◆ **Required task**: Find each line containing the string "delete" and return it.

## Begin Records supplied

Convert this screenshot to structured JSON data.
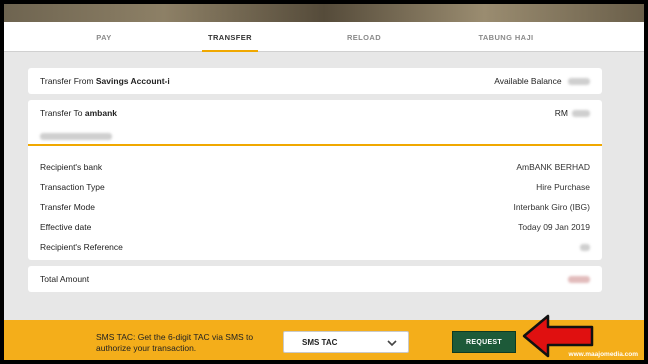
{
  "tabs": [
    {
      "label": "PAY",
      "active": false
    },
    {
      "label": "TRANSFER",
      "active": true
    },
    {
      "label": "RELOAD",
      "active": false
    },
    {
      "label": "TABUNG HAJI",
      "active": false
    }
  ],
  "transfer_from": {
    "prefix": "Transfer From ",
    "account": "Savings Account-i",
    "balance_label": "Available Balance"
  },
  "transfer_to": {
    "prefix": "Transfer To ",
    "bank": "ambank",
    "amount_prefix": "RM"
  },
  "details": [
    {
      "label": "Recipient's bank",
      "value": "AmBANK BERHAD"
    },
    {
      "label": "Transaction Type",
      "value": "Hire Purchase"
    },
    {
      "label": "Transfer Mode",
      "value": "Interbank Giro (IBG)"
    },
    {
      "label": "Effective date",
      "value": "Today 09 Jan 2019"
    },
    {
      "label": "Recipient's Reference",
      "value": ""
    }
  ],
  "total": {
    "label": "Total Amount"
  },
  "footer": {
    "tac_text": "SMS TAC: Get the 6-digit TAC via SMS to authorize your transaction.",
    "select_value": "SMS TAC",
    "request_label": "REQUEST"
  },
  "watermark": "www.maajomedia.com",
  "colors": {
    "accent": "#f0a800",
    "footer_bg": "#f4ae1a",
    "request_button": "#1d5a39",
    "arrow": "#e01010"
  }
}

## End Records supplied
## Begin Records supplied

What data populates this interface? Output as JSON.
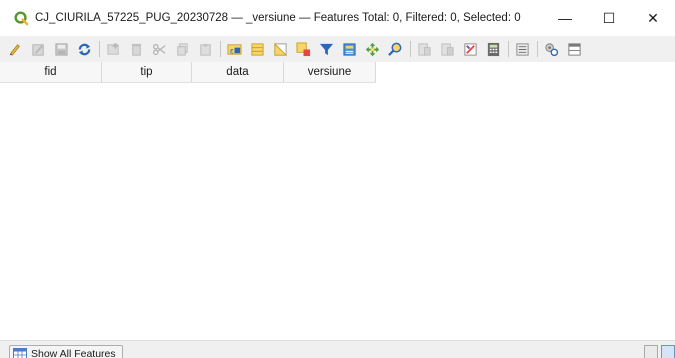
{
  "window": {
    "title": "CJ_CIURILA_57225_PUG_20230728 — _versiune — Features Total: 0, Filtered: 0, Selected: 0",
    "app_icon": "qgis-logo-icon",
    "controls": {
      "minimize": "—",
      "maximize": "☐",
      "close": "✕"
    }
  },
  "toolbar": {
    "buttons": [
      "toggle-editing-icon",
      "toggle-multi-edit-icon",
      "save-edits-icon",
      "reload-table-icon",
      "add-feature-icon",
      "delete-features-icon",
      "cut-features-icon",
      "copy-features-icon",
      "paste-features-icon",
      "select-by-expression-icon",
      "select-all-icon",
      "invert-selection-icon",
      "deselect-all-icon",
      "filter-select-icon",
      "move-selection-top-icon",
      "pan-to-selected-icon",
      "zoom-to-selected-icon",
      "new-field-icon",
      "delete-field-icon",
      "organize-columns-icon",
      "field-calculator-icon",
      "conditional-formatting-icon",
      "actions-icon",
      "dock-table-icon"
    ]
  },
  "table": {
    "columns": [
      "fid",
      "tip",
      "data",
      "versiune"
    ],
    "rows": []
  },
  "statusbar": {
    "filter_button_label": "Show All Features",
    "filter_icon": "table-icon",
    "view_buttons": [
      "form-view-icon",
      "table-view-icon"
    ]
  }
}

## End Records supplied

◆ **Expected answer**:
      "delete-features-icon",
      "delete-field-icon",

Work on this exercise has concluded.